* **Problem to work on**
Reproduce the listing below verbatim.

++++ Supplied data

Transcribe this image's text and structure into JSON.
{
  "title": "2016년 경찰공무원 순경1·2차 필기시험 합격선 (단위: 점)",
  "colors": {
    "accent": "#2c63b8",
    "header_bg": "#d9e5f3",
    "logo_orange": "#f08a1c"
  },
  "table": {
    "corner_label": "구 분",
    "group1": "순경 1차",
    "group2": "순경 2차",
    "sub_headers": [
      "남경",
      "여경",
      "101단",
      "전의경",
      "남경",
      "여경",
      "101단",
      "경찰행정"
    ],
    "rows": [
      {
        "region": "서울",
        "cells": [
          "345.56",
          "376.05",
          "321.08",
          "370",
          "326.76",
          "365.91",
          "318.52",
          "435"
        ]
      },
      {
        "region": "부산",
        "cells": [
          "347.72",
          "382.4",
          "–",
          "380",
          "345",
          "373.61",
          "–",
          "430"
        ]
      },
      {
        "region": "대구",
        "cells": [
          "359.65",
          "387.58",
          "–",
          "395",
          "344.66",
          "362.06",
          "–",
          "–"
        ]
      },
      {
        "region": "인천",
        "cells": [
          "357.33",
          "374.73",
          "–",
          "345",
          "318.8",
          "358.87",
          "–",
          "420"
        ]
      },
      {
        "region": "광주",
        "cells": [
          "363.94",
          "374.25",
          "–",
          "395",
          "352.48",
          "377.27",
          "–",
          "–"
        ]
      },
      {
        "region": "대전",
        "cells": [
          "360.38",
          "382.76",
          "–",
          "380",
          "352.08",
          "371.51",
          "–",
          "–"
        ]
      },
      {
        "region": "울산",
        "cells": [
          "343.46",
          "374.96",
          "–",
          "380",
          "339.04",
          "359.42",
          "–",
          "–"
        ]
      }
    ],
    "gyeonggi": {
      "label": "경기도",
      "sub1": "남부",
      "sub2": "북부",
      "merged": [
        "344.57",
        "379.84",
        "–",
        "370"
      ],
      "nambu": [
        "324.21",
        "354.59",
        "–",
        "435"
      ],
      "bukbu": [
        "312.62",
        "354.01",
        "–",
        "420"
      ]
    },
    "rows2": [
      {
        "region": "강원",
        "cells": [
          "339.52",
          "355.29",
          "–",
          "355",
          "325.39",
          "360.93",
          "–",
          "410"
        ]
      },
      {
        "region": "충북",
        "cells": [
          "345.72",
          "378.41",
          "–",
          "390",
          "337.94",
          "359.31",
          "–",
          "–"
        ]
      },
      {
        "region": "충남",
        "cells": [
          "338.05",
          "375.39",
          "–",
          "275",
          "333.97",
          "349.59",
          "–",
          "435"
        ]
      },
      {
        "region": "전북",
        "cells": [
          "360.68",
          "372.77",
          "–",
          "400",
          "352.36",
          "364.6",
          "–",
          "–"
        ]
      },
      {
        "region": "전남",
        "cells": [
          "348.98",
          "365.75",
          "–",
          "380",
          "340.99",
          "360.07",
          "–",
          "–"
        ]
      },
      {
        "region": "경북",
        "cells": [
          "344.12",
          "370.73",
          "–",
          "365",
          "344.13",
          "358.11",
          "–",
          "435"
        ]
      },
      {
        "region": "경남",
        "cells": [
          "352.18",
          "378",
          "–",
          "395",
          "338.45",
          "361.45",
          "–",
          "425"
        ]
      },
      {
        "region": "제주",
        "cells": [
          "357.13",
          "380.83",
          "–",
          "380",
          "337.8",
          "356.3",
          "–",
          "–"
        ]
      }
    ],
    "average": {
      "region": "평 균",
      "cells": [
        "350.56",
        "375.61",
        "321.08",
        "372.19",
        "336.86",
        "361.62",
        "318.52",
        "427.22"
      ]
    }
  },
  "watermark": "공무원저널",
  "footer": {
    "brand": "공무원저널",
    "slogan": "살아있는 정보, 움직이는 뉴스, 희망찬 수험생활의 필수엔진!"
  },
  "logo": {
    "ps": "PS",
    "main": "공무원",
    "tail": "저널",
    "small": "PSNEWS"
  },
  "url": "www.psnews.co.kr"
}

++++++++

* **Answer to this exercise**
Transcribe this image's text and structure into JSON.
{
  "title": "2016년 경찰공무원 순경1·2차 필기시험 합격선 (단위: 점)",
  "colors": {
    "accent": "#2c63b8",
    "header_bg": "#d9e5f3",
    "logo_orange": "#f08a1c"
  },
  "table": {
    "corner_label": "구 분",
    "group1": "순경 1차",
    "group2": "순경 2차",
    "sub_headers": [
      "남경",
      "여경",
      "101단",
      "전의경",
      "남경",
      "여경",
      "101단",
      "경찰행정"
    ],
    "rows": [
      {
        "region": "서울",
        "cells": [
          "345.56",
          "376.05",
          "321.08",
          "370",
          "326.76",
          "365.91",
          "318.52",
          "435"
        ]
      },
      {
        "region": "부산",
        "cells": [
          "347.72",
          "382.4",
          "–",
          "380",
          "345",
          "373.61",
          "–",
          "430"
        ]
      },
      {
        "region": "대구",
        "cells": [
          "359.65",
          "387.58",
          "–",
          "395",
          "344.66",
          "362.06",
          "–",
          "–"
        ]
      },
      {
        "region": "인천",
        "cells": [
          "357.33",
          "374.73",
          "–",
          "345",
          "318.8",
          "358.87",
          "–",
          "420"
        ]
      },
      {
        "region": "광주",
        "cells": [
          "363.94",
          "374.25",
          "–",
          "395",
          "352.48",
          "377.27",
          "–",
          "–"
        ]
      },
      {
        "region": "대전",
        "cells": [
          "360.38",
          "382.76",
          "–",
          "380",
          "352.08",
          "371.51",
          "–",
          "–"
        ]
      },
      {
        "region": "울산",
        "cells": [
          "343.46",
          "374.96",
          "–",
          "380",
          "339.04",
          "359.42",
          "–",
          "–"
        ]
      }
    ],
    "gyeonggi": {
      "label": "경기도",
      "sub1": "남부",
      "sub2": "북부",
      "merged": [
        "344.57",
        "379.84",
        "–",
        "370"
      ],
      "nambu": [
        "324.21",
        "354.59",
        "–",
        "435"
      ],
      "bukbu": [
        "312.62",
        "354.01",
        "–",
        "420"
      ]
    },
    "rows2": [
      {
        "region": "강원",
        "cells": [
          "339.52",
          "355.29",
          "–",
          "355",
          "325.39",
          "360.93",
          "–",
          "410"
        ]
      },
      {
        "region": "충북",
        "cells": [
          "345.72",
          "378.41",
          "–",
          "390",
          "337.94",
          "359.31",
          "–",
          "–"
        ]
      },
      {
        "region": "충남",
        "cells": [
          "338.05",
          "375.39",
          "–",
          "275",
          "333.97",
          "349.59",
          "–",
          "435"
        ]
      },
      {
        "region": "전북",
        "cells": [
          "360.68",
          "372.77",
          "–",
          "400",
          "352.36",
          "364.6",
          "–",
          "–"
        ]
      },
      {
        "region": "전남",
        "cells": [
          "348.98",
          "365.75",
          "–",
          "380",
          "340.99",
          "360.07",
          "–",
          "–"
        ]
      },
      {
        "region": "경북",
        "cells": [
          "344.12",
          "370.73",
          "–",
          "365",
          "344.13",
          "358.11",
          "–",
          "435"
        ]
      },
      {
        "region": "경남",
        "cells": [
          "352.18",
          "378",
          "–",
          "395",
          "338.45",
          "361.45",
          "–",
          "425"
        ]
      },
      {
        "region": "제주",
        "cells": [
          "357.13",
          "380.83",
          "–",
          "380",
          "337.8",
          "356.3",
          "–",
          "–"
        ]
      }
    ],
    "average": {
      "region": "평 균",
      "cells": [
        "350.56",
        "375.61",
        "321.08",
        "372.19",
        "336.86",
        "361.62",
        "318.52",
        "427.22"
      ]
    }
  },
  "watermark": "공무원저널",
  "footer": {
    "brand": "공무원저널",
    "slogan": "살아있는 정보, 움직이는 뉴스, 희망찬 수험생활의 필수엔진!"
  },
  "logo": {
    "ps": "PS",
    "main": "공무원",
    "tail": "저널",
    "small": "PSNEWS"
  },
  "url": "www.psnews.co.kr"
}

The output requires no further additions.